▸ **Excerpted records**:
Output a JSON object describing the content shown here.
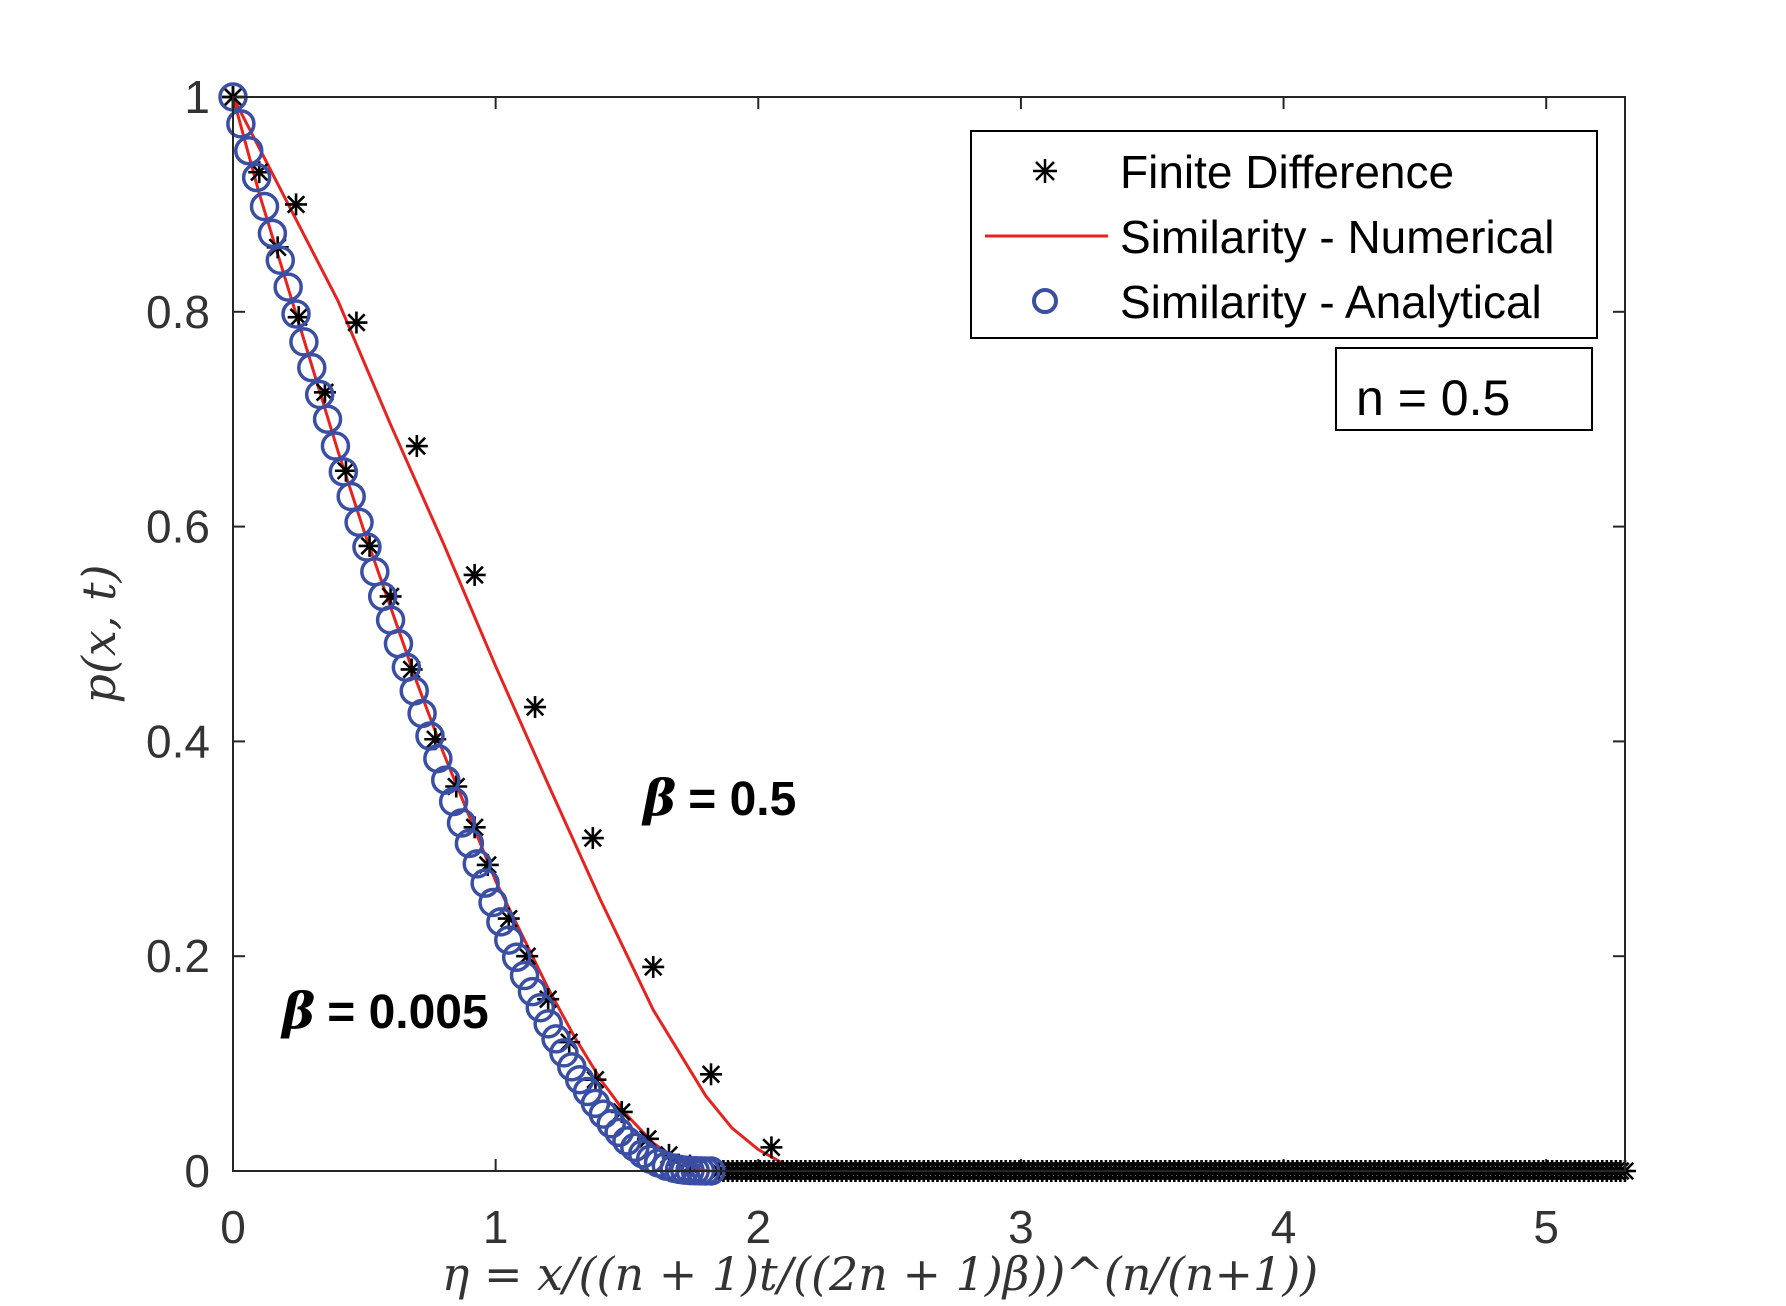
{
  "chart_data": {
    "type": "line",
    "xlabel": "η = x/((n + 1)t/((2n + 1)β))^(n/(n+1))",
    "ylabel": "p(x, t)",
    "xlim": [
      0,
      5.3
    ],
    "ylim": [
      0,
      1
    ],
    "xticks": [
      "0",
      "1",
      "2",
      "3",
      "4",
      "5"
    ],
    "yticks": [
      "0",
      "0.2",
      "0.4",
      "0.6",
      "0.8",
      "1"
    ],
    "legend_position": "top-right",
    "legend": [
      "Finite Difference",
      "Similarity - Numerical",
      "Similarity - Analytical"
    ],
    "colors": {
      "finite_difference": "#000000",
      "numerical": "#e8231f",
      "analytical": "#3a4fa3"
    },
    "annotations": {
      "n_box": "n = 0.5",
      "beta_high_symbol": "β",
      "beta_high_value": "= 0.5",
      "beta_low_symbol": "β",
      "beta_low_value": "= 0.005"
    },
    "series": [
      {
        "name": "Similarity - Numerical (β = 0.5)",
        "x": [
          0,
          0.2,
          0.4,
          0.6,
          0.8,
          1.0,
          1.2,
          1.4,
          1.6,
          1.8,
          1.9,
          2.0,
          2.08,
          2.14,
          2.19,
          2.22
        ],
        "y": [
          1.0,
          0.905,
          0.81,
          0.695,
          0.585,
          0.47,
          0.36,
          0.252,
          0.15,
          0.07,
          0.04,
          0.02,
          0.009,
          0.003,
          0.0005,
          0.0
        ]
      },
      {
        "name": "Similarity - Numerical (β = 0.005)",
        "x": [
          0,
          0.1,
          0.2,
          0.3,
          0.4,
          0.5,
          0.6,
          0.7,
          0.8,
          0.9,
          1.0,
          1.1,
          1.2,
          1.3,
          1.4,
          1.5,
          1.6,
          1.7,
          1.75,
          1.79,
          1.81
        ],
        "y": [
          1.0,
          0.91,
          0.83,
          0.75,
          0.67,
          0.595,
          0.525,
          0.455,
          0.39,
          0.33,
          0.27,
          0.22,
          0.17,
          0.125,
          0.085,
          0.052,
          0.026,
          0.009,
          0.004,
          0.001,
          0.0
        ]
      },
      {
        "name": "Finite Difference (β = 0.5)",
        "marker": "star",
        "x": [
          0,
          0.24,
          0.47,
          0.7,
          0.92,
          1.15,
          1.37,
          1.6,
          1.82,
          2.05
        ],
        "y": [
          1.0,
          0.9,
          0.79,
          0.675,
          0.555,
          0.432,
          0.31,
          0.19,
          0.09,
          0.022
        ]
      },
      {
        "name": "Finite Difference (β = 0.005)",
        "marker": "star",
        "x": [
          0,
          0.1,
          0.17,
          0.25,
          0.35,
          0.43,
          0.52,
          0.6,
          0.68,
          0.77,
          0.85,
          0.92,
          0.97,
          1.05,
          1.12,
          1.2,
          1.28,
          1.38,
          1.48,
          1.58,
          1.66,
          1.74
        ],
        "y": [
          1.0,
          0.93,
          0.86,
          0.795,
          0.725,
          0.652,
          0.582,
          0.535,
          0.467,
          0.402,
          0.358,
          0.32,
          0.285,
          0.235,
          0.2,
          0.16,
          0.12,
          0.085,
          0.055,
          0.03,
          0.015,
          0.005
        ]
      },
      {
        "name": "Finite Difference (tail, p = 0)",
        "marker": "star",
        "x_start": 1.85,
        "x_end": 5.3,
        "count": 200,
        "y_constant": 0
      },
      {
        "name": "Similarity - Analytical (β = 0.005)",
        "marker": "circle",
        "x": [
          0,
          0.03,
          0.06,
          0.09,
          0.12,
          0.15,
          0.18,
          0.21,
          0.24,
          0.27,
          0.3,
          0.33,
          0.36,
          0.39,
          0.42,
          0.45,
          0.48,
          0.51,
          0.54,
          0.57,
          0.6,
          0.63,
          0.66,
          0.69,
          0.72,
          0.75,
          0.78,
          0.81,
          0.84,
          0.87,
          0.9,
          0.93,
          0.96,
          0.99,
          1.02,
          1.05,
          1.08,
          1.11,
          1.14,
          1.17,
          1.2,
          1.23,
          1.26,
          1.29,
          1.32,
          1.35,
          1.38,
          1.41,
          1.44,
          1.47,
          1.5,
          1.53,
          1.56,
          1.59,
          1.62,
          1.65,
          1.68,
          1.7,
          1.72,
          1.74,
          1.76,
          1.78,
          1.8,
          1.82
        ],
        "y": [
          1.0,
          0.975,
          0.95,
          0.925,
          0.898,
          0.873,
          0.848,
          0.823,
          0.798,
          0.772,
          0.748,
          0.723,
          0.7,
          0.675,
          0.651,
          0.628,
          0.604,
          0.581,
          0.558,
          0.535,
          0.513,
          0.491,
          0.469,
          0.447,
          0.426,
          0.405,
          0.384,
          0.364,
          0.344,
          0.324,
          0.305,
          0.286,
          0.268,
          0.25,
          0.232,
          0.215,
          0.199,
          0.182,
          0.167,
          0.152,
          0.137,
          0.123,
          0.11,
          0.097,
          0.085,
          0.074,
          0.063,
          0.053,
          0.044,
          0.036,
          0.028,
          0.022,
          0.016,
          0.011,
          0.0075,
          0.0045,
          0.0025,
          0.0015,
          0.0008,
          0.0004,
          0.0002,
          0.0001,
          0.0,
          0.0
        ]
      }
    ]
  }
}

▸ **The task**: List the lines of the entries that include "name".

▸ **Solution**:
        "name": "Similarity - Numerical (β = 0.5)",
        "name": "Similarity - Numerical (β = 0.005)",
        "name": "Finite Difference (β = 0.5)",
        "name": "Finite Difference (β = 0.005)",
        "name": "Finite Difference (tail, p = 0)",
        "name": "Similarity - Analytical (β = 0.005)",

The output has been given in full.